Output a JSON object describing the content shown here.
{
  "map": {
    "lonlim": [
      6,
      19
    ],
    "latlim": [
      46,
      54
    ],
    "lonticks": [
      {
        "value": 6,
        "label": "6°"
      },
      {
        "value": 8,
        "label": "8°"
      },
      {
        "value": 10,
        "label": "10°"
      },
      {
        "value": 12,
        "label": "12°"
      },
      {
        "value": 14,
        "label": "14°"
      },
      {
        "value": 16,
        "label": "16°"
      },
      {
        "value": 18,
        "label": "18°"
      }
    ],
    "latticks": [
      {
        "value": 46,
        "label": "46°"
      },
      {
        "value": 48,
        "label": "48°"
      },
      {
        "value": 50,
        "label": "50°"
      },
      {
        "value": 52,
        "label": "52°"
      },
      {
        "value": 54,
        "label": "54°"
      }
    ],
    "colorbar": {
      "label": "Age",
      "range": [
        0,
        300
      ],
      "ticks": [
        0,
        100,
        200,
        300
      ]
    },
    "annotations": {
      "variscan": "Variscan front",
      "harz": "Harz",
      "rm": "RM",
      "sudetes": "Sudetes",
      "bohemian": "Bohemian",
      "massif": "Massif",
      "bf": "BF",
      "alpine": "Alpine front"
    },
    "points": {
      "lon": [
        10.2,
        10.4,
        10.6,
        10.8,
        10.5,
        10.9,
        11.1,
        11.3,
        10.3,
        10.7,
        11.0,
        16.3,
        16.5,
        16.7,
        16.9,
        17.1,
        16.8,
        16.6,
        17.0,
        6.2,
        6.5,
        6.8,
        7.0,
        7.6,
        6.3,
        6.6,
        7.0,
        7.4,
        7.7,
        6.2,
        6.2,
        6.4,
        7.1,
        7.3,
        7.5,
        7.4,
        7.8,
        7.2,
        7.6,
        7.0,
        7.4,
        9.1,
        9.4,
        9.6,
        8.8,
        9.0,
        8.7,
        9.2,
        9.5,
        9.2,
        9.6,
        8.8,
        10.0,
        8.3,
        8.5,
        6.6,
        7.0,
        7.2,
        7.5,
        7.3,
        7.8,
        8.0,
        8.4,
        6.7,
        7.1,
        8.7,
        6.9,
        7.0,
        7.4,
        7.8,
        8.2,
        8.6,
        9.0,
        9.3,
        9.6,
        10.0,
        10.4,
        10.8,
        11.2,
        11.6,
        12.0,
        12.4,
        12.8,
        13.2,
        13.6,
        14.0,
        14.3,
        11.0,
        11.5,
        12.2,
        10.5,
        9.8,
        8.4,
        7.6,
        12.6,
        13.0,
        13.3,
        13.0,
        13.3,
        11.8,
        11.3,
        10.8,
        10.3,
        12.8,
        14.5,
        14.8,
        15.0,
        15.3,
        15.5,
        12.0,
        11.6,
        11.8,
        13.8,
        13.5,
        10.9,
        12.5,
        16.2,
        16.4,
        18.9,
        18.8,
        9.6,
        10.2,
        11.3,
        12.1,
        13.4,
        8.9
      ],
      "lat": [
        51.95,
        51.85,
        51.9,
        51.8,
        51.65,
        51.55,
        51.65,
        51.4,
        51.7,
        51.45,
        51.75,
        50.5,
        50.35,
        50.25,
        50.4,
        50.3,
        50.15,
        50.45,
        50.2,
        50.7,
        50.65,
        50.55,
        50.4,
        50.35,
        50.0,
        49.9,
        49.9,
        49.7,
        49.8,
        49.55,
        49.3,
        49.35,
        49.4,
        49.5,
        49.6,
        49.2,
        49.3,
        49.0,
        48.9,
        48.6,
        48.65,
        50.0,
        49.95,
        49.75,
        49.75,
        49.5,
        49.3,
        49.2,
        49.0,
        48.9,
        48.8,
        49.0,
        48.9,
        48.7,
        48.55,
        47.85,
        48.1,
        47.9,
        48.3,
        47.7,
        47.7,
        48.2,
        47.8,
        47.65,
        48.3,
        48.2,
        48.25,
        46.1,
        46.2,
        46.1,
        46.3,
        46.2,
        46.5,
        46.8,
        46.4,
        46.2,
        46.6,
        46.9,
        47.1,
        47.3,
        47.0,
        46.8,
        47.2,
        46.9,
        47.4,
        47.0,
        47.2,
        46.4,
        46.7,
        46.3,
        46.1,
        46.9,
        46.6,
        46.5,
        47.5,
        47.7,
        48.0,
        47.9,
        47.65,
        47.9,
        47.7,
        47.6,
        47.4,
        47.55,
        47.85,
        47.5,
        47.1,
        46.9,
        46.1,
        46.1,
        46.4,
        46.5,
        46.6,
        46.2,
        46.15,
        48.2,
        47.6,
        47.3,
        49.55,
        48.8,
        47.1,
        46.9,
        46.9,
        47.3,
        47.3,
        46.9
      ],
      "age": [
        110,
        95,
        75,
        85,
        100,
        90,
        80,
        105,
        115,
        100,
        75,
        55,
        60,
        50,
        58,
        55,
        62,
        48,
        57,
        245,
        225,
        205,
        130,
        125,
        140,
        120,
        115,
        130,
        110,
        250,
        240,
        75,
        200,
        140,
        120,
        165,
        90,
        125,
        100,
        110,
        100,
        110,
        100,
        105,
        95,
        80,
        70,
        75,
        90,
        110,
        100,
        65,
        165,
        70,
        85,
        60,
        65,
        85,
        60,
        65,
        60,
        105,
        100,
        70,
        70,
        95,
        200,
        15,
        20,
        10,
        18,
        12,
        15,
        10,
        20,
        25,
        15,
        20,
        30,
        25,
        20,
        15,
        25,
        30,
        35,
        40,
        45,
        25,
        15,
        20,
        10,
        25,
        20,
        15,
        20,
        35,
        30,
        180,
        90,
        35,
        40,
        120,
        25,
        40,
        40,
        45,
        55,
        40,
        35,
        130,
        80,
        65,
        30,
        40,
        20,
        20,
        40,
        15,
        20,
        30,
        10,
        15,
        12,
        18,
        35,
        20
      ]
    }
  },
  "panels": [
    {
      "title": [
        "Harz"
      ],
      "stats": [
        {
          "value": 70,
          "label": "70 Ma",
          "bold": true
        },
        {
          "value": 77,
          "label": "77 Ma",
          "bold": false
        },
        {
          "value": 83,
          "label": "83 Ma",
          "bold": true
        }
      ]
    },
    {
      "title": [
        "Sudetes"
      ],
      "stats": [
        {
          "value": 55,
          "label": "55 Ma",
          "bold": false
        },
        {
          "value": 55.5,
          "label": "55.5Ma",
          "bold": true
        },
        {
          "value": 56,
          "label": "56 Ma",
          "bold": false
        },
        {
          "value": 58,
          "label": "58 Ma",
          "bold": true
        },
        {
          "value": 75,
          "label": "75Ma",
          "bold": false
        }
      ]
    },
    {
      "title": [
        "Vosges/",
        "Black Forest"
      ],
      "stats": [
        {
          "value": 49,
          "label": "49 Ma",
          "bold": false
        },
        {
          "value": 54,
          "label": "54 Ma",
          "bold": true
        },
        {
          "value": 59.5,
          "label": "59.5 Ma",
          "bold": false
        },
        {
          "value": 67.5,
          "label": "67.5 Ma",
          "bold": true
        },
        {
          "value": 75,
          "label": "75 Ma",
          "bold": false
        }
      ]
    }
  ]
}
========
-- WHAT YOU SHOULD DO --
Each line of the material above must be retyped precisely.

-- SOLUTION TO THE EXERCISE --
Output a JSON object describing the content shown here.
{
  "map": {
    "lonlim": [
      6,
      19
    ],
    "latlim": [
      46,
      54
    ],
    "lonticks": [
      {
        "value": 6,
        "label": "6°"
      },
      {
        "value": 8,
        "label": "8°"
      },
      {
        "value": 10,
        "label": "10°"
      },
      {
        "value": 12,
        "label": "12°"
      },
      {
        "value": 14,
        "label": "14°"
      },
      {
        "value": 16,
        "label": "16°"
      },
      {
        "value": 18,
        "label": "18°"
      }
    ],
    "latticks": [
      {
        "value": 46,
        "label": "46°"
      },
      {
        "value": 48,
        "label": "48°"
      },
      {
        "value": 50,
        "label": "50°"
      },
      {
        "value": 52,
        "label": "52°"
      },
      {
        "value": 54,
        "label": "54°"
      }
    ],
    "colorbar": {
      "label": "Age",
      "range": [
        0,
        300
      ],
      "ticks": [
        0,
        100,
        200,
        300
      ]
    },
    "annotations": {
      "variscan": "Variscan front",
      "harz": "Harz",
      "rm": "RM",
      "sudetes": "Sudetes",
      "bohemian": "Bohemian",
      "massif": "Massif",
      "bf": "BF",
      "alpine": "Alpine front"
    },
    "points": {
      "lon": [
        10.2,
        10.4,
        10.6,
        10.8,
        10.5,
        10.9,
        11.1,
        11.3,
        10.3,
        10.7,
        11.0,
        16.3,
        16.5,
        16.7,
        16.9,
        17.1,
        16.8,
        16.6,
        17.0,
        6.2,
        6.5,
        6.8,
        7.0,
        7.6,
        6.3,
        6.6,
        7.0,
        7.4,
        7.7,
        6.2,
        6.2,
        6.4,
        7.1,
        7.3,
        7.5,
        7.4,
        7.8,
        7.2,
        7.6,
        7.0,
        7.4,
        9.1,
        9.4,
        9.6,
        8.8,
        9.0,
        8.7,
        9.2,
        9.5,
        9.2,
        9.6,
        8.8,
        10.0,
        8.3,
        8.5,
        6.6,
        7.0,
        7.2,
        7.5,
        7.3,
        7.8,
        8.0,
        8.4,
        6.7,
        7.1,
        8.7,
        6.9,
        7.0,
        7.4,
        7.8,
        8.2,
        8.6,
        9.0,
        9.3,
        9.6,
        10.0,
        10.4,
        10.8,
        11.2,
        11.6,
        12.0,
        12.4,
        12.8,
        13.2,
        13.6,
        14.0,
        14.3,
        11.0,
        11.5,
        12.2,
        10.5,
        9.8,
        8.4,
        7.6,
        12.6,
        13.0,
        13.3,
        13.0,
        13.3,
        11.8,
        11.3,
        10.8,
        10.3,
        12.8,
        14.5,
        14.8,
        15.0,
        15.3,
        15.5,
        12.0,
        11.6,
        11.8,
        13.8,
        13.5,
        10.9,
        12.5,
        16.2,
        16.4,
        18.9,
        18.8,
        9.6,
        10.2,
        11.3,
        12.1,
        13.4,
        8.9
      ],
      "lat": [
        51.95,
        51.85,
        51.9,
        51.8,
        51.65,
        51.55,
        51.65,
        51.4,
        51.7,
        51.45,
        51.75,
        50.5,
        50.35,
        50.25,
        50.4,
        50.3,
        50.15,
        50.45,
        50.2,
        50.7,
        50.65,
        50.55,
        50.4,
        50.35,
        50.0,
        49.9,
        49.9,
        49.7,
        49.8,
        49.55,
        49.3,
        49.35,
        49.4,
        49.5,
        49.6,
        49.2,
        49.3,
        49.0,
        48.9,
        48.6,
        48.65,
        50.0,
        49.95,
        49.75,
        49.75,
        49.5,
        49.3,
        49.2,
        49.0,
        48.9,
        48.8,
        49.0,
        48.9,
        48.7,
        48.55,
        47.85,
        48.1,
        47.9,
        48.3,
        47.7,
        47.7,
        48.2,
        47.8,
        47.65,
        48.3,
        48.2,
        48.25,
        46.1,
        46.2,
        46.1,
        46.3,
        46.2,
        46.5,
        46.8,
        46.4,
        46.2,
        46.6,
        46.9,
        47.1,
        47.3,
        47.0,
        46.8,
        47.2,
        46.9,
        47.4,
        47.0,
        47.2,
        46.4,
        46.7,
        46.3,
        46.1,
        46.9,
        46.6,
        46.5,
        47.5,
        47.7,
        48.0,
        47.9,
        47.65,
        47.9,
        47.7,
        47.6,
        47.4,
        47.55,
        47.85,
        47.5,
        47.1,
        46.9,
        46.1,
        46.1,
        46.4,
        46.5,
        46.6,
        46.2,
        46.15,
        48.2,
        47.6,
        47.3,
        49.55,
        48.8,
        47.1,
        46.9,
        46.9,
        47.3,
        47.3,
        46.9
      ],
      "age": [
        110,
        95,
        75,
        85,
        100,
        90,
        80,
        105,
        115,
        100,
        75,
        55,
        60,
        50,
        58,
        55,
        62,
        48,
        57,
        245,
        225,
        205,
        130,
        125,
        140,
        120,
        115,
        130,
        110,
        250,
        240,
        75,
        200,
        140,
        120,
        165,
        90,
        125,
        100,
        110,
        100,
        110,
        100,
        105,
        95,
        80,
        70,
        75,
        90,
        110,
        100,
        65,
        165,
        70,
        85,
        60,
        65,
        85,
        60,
        65,
        60,
        105,
        100,
        70,
        70,
        95,
        200,
        15,
        20,
        10,
        18,
        12,
        15,
        10,
        20,
        25,
        15,
        20,
        30,
        25,
        20,
        15,
        25,
        30,
        35,
        40,
        45,
        25,
        15,
        20,
        10,
        25,
        20,
        15,
        20,
        35,
        30,
        180,
        90,
        35,
        40,
        120,
        25,
        40,
        40,
        45,
        55,
        40,
        35,
        130,
        80,
        65,
        30,
        40,
        20,
        20,
        40,
        15,
        20,
        30,
        10,
        15,
        12,
        18,
        35,
        20
      ]
    }
  },
  "panels": [
    {
      "title": [
        "Harz"
      ],
      "stats": [
        {
          "value": 70,
          "label": "70 Ma",
          "bold": true
        },
        {
          "value": 77,
          "label": "77 Ma",
          "bold": false
        },
        {
          "value": 83,
          "label": "83 Ma",
          "bold": true
        }
      ]
    },
    {
      "title": [
        "Sudetes"
      ],
      "stats": [
        {
          "value": 55,
          "label": "55 Ma",
          "bold": false
        },
        {
          "value": 55.5,
          "label": "55.5Ma",
          "bold": true
        },
        {
          "value": 56,
          "label": "56 Ma",
          "bold": false
        },
        {
          "value": 58,
          "label": "58 Ma",
          "bold": true
        },
        {
          "value": 75,
          "label": "75Ma",
          "bold": false
        }
      ]
    },
    {
      "title": [
        "Vosges/",
        "Black Forest"
      ],
      "stats": [
        {
          "value": 49,
          "label": "49 Ma",
          "bold": false
        },
        {
          "value": 54,
          "label": "54 Ma",
          "bold": true
        },
        {
          "value": 59.5,
          "label": "59.5 Ma",
          "bold": false
        },
        {
          "value": 67.5,
          "label": "67.5 Ma",
          "bold": true
        },
        {
          "value": 75,
          "label": "75 Ma",
          "bold": false
        }
      ]
    }
  ]
}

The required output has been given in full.